**Data entries for graphics:**
........

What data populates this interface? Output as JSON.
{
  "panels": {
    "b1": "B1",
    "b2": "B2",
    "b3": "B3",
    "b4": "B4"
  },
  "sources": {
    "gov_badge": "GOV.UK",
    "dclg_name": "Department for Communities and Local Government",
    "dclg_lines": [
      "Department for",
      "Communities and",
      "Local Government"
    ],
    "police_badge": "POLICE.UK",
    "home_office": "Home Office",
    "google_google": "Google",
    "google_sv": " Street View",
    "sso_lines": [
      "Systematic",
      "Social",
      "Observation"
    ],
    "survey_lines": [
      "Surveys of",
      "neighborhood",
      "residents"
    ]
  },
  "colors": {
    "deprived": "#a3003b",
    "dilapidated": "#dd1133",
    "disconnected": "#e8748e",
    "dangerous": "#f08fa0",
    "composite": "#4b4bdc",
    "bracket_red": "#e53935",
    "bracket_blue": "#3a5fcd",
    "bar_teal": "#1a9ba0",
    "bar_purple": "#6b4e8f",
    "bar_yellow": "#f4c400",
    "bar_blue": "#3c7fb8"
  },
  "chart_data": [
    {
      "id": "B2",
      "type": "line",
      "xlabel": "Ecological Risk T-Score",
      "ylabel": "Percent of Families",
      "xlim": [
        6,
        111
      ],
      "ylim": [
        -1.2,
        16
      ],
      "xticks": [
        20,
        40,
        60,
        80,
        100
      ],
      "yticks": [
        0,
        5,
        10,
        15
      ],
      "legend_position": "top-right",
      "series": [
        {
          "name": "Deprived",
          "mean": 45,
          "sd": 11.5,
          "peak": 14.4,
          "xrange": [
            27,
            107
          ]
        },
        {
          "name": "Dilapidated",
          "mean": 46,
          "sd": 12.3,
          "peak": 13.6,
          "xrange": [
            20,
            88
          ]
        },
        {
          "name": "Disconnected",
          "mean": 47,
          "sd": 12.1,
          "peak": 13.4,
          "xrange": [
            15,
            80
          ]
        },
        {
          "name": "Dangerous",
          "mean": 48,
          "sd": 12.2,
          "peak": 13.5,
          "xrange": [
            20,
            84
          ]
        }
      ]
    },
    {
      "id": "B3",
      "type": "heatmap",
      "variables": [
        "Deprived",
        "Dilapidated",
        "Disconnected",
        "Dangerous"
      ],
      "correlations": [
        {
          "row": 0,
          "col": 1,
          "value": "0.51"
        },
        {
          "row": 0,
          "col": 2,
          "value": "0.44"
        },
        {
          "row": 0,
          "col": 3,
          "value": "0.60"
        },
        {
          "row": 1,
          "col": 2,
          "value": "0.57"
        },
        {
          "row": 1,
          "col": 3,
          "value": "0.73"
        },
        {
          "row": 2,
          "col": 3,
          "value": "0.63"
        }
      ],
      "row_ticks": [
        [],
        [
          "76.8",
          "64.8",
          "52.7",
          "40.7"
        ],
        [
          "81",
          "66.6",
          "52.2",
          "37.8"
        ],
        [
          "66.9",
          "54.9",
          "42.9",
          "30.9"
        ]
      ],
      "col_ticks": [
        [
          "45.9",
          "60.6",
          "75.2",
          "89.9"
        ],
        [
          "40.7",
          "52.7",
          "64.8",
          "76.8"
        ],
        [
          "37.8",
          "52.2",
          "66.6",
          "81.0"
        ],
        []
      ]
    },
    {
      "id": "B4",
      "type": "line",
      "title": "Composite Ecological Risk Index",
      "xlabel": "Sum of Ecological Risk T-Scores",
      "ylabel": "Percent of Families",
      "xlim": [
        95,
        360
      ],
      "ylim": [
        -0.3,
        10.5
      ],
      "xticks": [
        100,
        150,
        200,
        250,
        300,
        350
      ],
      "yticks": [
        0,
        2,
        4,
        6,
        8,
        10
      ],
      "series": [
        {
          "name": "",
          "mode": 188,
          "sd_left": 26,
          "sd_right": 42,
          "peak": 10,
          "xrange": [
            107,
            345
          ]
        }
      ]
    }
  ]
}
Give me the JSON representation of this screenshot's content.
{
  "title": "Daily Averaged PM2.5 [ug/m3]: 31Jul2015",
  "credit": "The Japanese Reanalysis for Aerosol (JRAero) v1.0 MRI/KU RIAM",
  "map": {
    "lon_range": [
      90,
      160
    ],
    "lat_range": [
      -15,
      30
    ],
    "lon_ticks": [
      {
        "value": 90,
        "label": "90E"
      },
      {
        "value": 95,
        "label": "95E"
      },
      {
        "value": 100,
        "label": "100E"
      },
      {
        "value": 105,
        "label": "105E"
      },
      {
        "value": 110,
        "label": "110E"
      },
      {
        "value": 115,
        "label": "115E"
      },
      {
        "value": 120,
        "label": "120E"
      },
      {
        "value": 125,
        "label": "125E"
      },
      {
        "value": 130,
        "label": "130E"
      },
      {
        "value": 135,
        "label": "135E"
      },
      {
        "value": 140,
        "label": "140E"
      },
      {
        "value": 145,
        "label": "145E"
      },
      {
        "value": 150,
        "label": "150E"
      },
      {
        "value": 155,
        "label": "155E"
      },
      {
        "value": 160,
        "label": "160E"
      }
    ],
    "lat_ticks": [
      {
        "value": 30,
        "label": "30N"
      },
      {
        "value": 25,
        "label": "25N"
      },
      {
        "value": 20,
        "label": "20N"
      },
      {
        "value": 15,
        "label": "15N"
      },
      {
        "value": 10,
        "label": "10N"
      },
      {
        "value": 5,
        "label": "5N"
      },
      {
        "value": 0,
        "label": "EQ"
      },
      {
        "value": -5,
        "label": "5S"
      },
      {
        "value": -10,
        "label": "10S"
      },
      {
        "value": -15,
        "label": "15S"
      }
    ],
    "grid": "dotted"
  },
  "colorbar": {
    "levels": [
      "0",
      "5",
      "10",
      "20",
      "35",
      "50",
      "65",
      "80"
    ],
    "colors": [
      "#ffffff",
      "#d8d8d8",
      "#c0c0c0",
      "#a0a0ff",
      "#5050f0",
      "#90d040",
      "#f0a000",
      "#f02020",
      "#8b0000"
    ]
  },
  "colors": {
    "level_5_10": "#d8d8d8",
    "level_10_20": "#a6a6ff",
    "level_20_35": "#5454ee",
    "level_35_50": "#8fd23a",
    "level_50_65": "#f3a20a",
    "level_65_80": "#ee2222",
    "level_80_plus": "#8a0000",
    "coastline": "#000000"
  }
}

........

**OBJECTIVE:**
Your task is to transcribe the material exactly.

**RESPONSE TO THE EXERCISE:**
What data populates this interface? Output as JSON.
{
  "panels": {
    "b1": "B1",
    "b2": "B2",
    "b3": "B3",
    "b4": "B4"
  },
  "sources": {
    "gov_badge": "GOV.UK",
    "dclg_name": "Department for Communities and Local Government",
    "dclg_lines": [
      "Department for",
      "Communities and",
      "Local Government"
    ],
    "police_badge": "POLICE.UK",
    "home_office": "Home Office",
    "google_google": "Google",
    "google_sv": " Street View",
    "sso_lines": [
      "Systematic",
      "Social",
      "Observation"
    ],
    "survey_lines": [
      "Surveys of",
      "neighborhood",
      "residents"
    ]
  },
  "colors": {
    "deprived": "#a3003b",
    "dilapidated": "#dd1133",
    "disconnected": "#e8748e",
    "dangerous": "#f08fa0",
    "composite": "#4b4bdc",
    "bracket_red": "#e53935",
    "bracket_blue": "#3a5fcd",
    "bar_teal": "#1a9ba0",
    "bar_purple": "#6b4e8f",
    "bar_yellow": "#f4c400",
    "bar_blue": "#3c7fb8"
  },
  "chart_data": [
    {
      "id": "B2",
      "type": "line",
      "xlabel": "Ecological Risk T-Score",
      "ylabel": "Percent of Families",
      "xlim": [
        6,
        111
      ],
      "ylim": [
        -1.2,
        16
      ],
      "xticks": [
        20,
        40,
        60,
        80,
        100
      ],
      "yticks": [
        0,
        5,
        10,
        15
      ],
      "legend_position": "top-right",
      "series": [
        {
          "name": "Deprived",
          "mean": 45,
          "sd": 11.5,
          "peak": 14.4,
          "xrange": [
            27,
            107
          ]
        },
        {
          "name": "Dilapidated",
          "mean": 46,
          "sd": 12.3,
          "peak": 13.6,
          "xrange": [
            20,
            88
          ]
        },
        {
          "name": "Disconnected",
          "mean": 47,
          "sd": 12.1,
          "peak": 13.4,
          "xrange": [
            15,
            80
          ]
        },
        {
          "name": "Dangerous",
          "mean": 48,
          "sd": 12.2,
          "peak": 13.5,
          "xrange": [
            20,
            84
          ]
        }
      ]
    },
    {
      "id": "B3",
      "type": "heatmap",
      "variables": [
        "Deprived",
        "Dilapidated",
        "Disconnected",
        "Dangerous"
      ],
      "correlations": [
        {
          "row": 0,
          "col": 1,
          "value": "0.51"
        },
        {
          "row": 0,
          "col": 2,
          "value": "0.44"
        },
        {
          "row": 0,
          "col": 3,
          "value": "0.60"
        },
        {
          "row": 1,
          "col": 2,
          "value": "0.57"
        },
        {
          "row": 1,
          "col": 3,
          "value": "0.73"
        },
        {
          "row": 2,
          "col": 3,
          "value": "0.63"
        }
      ],
      "row_ticks": [
        [],
        [
          "76.8",
          "64.8",
          "52.7",
          "40.7"
        ],
        [
          "81",
          "66.6",
          "52.2",
          "37.8"
        ],
        [
          "66.9",
          "54.9",
          "42.9",
          "30.9"
        ]
      ],
      "col_ticks": [
        [
          "45.9",
          "60.6",
          "75.2",
          "89.9"
        ],
        [
          "40.7",
          "52.7",
          "64.8",
          "76.8"
        ],
        [
          "37.8",
          "52.2",
          "66.6",
          "81.0"
        ],
        []
      ]
    },
    {
      "id": "B4",
      "type": "line",
      "title": "Composite Ecological Risk Index",
      "xlabel": "Sum of Ecological Risk T-Scores",
      "ylabel": "Percent of Families",
      "xlim": [
        95,
        360
      ],
      "ylim": [
        -0.3,
        10.5
      ],
      "xticks": [
        100,
        150,
        200,
        250,
        300,
        350
      ],
      "yticks": [
        0,
        2,
        4,
        6,
        8,
        10
      ],
      "series": [
        {
          "name": "",
          "mode": 188,
          "sd_left": 26,
          "sd_right": 42,
          "peak": 10,
          "xrange": [
            107,
            345
          ]
        }
      ]
    }
  ]
}
Give me the JSON representation of this screenshot's content.
{
  "title": "Daily Averaged PM2.5 [ug/m3]: 31Jul2015",
  "credit": "The Japanese Reanalysis for Aerosol (JRAero) v1.0 MRI/KU RIAM",
  "map": {
    "lon_range": [
      90,
      160
    ],
    "lat_range": [
      -15,
      30
    ],
    "lon_ticks": [
      {
        "value": 90,
        "label": "90E"
      },
      {
        "value": 95,
        "label": "95E"
      },
      {
        "value": 100,
        "label": "100E"
      },
      {
        "value": 105,
        "label": "105E"
      },
      {
        "value": 110,
        "label": "110E"
      },
      {
        "value": 115,
        "label": "115E"
      },
      {
        "value": 120,
        "label": "120E"
      },
      {
        "value": 125,
        "label": "125E"
      },
      {
        "value": 130,
        "label": "130E"
      },
      {
        "value": 135,
        "label": "135E"
      },
      {
        "value": 140,
        "label": "140E"
      },
      {
        "value": 145,
        "label": "145E"
      },
      {
        "value": 150,
        "label": "150E"
      },
      {
        "value": 155,
        "label": "155E"
      },
      {
        "value": 160,
        "label": "160E"
      }
    ],
    "lat_ticks": [
      {
        "value": 30,
        "label": "30N"
      },
      {
        "value": 25,
        "label": "25N"
      },
      {
        "value": 20,
        "label": "20N"
      },
      {
        "value": 15,
        "label": "15N"
      },
      {
        "value": 10,
        "label": "10N"
      },
      {
        "value": 5,
        "label": "5N"
      },
      {
        "value": 0,
        "label": "EQ"
      },
      {
        "value": -5,
        "label": "5S"
      },
      {
        "value": -10,
        "label": "10S"
      },
      {
        "value": -15,
        "label": "15S"
      }
    ],
    "grid": "dotted"
  },
  "colorbar": {
    "levels": [
      "0",
      "5",
      "10",
      "20",
      "35",
      "50",
      "65",
      "80"
    ],
    "colors": [
      "#ffffff",
      "#d8d8d8",
      "#c0c0c0",
      "#a0a0ff",
      "#5050f0",
      "#90d040",
      "#f0a000",
      "#f02020",
      "#8b0000"
    ]
  },
  "colors": {
    "level_5_10": "#d8d8d8",
    "level_10_20": "#a6a6ff",
    "level_20_35": "#5454ee",
    "level_35_50": "#8fd23a",
    "level_50_65": "#f3a20a",
    "level_65_80": "#ee2222",
    "level_80_plus": "#8a0000",
    "coastline": "#000000"
  }
}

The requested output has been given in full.